What is needed: Copy all the entries word for word, but omit the pictures.

Data rows:
* * *
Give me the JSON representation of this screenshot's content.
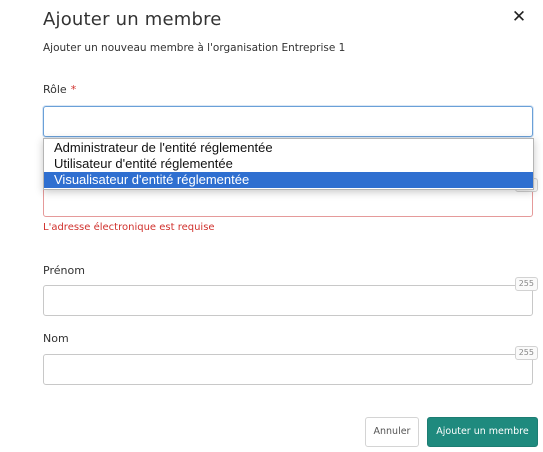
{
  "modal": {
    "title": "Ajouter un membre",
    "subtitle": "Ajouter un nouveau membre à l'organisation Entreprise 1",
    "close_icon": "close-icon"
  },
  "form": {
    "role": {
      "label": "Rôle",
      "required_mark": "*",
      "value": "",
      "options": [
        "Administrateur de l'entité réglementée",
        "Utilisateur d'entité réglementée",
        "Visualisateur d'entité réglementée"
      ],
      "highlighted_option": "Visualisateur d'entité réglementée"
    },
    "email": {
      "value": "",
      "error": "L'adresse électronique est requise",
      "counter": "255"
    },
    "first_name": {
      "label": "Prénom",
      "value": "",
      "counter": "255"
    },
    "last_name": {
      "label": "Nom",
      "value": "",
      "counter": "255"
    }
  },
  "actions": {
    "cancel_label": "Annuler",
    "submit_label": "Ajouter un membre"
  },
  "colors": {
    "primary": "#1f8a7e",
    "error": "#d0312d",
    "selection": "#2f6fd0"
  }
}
* * *
Response to the exercise:
Give me the JSON representation of this screenshot's content.
{
  "modal": {
    "title": "Ajouter un membre",
    "subtitle": "Ajouter un nouveau membre à l'organisation Entreprise 1",
    "close_icon": "close-icon"
  },
  "form": {
    "role": {
      "label": "Rôle",
      "required_mark": "*",
      "value": "",
      "options": [
        "Administrateur de l'entité réglementée",
        "Utilisateur d'entité réglementée",
        "Visualisateur d'entité réglementée"
      ],
      "highlighted_option": "Visualisateur d'entité réglementée"
    },
    "email": {
      "value": "",
      "error": "L'adresse électronique est requise",
      "counter": "255"
    },
    "first_name": {
      "label": "Prénom",
      "value": "",
      "counter": "255"
    },
    "last_name": {
      "label": "Nom",
      "value": "",
      "counter": "255"
    }
  },
  "actions": {
    "cancel_label": "Annuler",
    "submit_label": "Ajouter un membre"
  },
  "colors": {
    "primary": "#1f8a7e",
    "error": "#d0312d",
    "selection": "#2f6fd0"
  }
}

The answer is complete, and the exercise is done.